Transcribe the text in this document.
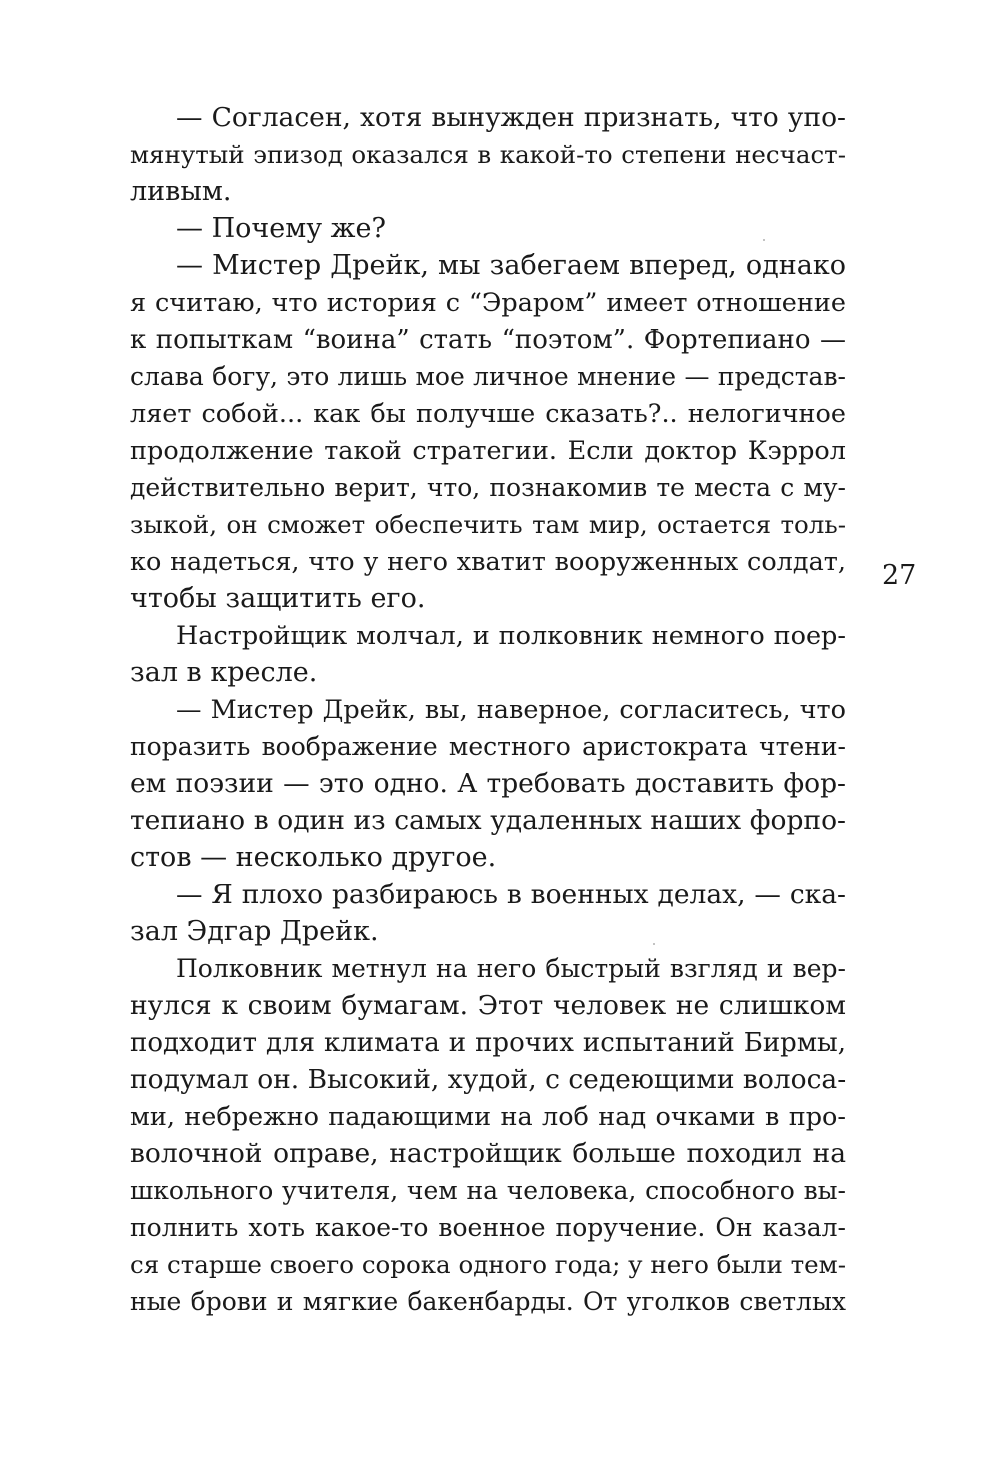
— Согласен, хотя вынужден признать, что упо-
мянутый эпизод оказался в какой-то степени несчаст-
ливым.
— Почему же?
— Мистер Дрейк, мы забегаем вперед, однако
я считаю, что история с “Эраром” имеет отношение
к попыткам “воина” стать “поэтом”. Фортепиано —
слава богу, это лишь мое личное мнение — представ-
ляет собой... как бы получше сказать?.. нелогичное
продолжение такой стратегии. Если доктор Кэррол
действительно верит, что, познакомив те места с му-
зыкой, он сможет обеспечить там мир, остается толь-
ко надеться, что у него хватит вооруженных солдат,
чтобы защитить его.
Настройщик молчал, и полковник немного поер-
зал в кресле.
— Мистер Дрейк, вы, наверное, согласитесь, что
поразить воображение местного аристократа чтени-
ем поэзии — это одно. А требовать доставить фор-
тепиано в один из самых удаленных наших форпо-
стов — несколько другое.
— Я плохо разбираюсь в военных делах, — ска-
зал Эдгар Дрейк.
Полковник метнул на него быстрый взгляд и вер-
нулся к своим бумагам. Этот человек не слишком
подходит для климата и прочих испытаний Бирмы,
подумал он. Высокий, худой, с седеющими волоса-
ми, небрежно падающими на лоб над очками в про-
волочной оправе, настройщик больше походил на
школьного учителя, чем на человека, способного вы-
полнить хоть какое-то военное поручение. Он казал-
ся старше своего сорока одного года; у него были тем-
ные брови и мягкие бакенбарды. От уголков светлых
27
※ ※ ※
_To be done_
Gather from the records above every line containing the string "Мистер".

_Output below_
— Мистер Дрейк, мы забегаем вперед, однако
— Мистер Дрейк, вы, наверное, согласитесь, что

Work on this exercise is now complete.